- Part of a data file:
-*-*-

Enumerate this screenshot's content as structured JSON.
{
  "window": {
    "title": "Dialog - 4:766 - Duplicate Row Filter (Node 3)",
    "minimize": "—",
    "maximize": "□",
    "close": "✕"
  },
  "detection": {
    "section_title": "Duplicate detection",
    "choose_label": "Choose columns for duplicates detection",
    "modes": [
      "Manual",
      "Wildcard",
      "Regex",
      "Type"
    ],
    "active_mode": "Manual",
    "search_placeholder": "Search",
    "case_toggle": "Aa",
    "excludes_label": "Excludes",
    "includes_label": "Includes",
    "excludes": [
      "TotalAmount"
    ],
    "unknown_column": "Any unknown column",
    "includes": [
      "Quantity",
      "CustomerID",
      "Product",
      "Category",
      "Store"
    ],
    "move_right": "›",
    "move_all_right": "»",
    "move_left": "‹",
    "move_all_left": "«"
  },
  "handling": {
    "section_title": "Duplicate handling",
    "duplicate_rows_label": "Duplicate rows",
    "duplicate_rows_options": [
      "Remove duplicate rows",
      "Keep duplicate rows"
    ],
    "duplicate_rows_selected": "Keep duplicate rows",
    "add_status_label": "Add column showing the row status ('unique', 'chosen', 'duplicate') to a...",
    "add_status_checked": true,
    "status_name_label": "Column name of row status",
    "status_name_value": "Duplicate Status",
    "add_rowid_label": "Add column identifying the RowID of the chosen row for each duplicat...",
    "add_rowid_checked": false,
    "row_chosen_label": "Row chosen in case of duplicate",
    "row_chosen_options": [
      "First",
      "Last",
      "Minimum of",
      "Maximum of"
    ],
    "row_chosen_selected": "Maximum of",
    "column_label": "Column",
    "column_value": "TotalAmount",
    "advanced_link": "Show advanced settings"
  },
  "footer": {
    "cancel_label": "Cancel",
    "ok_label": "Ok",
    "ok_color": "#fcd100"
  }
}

-*-*-

- Direction:
Gather all lines of the records that include the word "detection".

- Solution to this problem:
  "detection": {
    "section_title": "Duplicate detection",
    "choose_label": "Choose columns for duplicates detection",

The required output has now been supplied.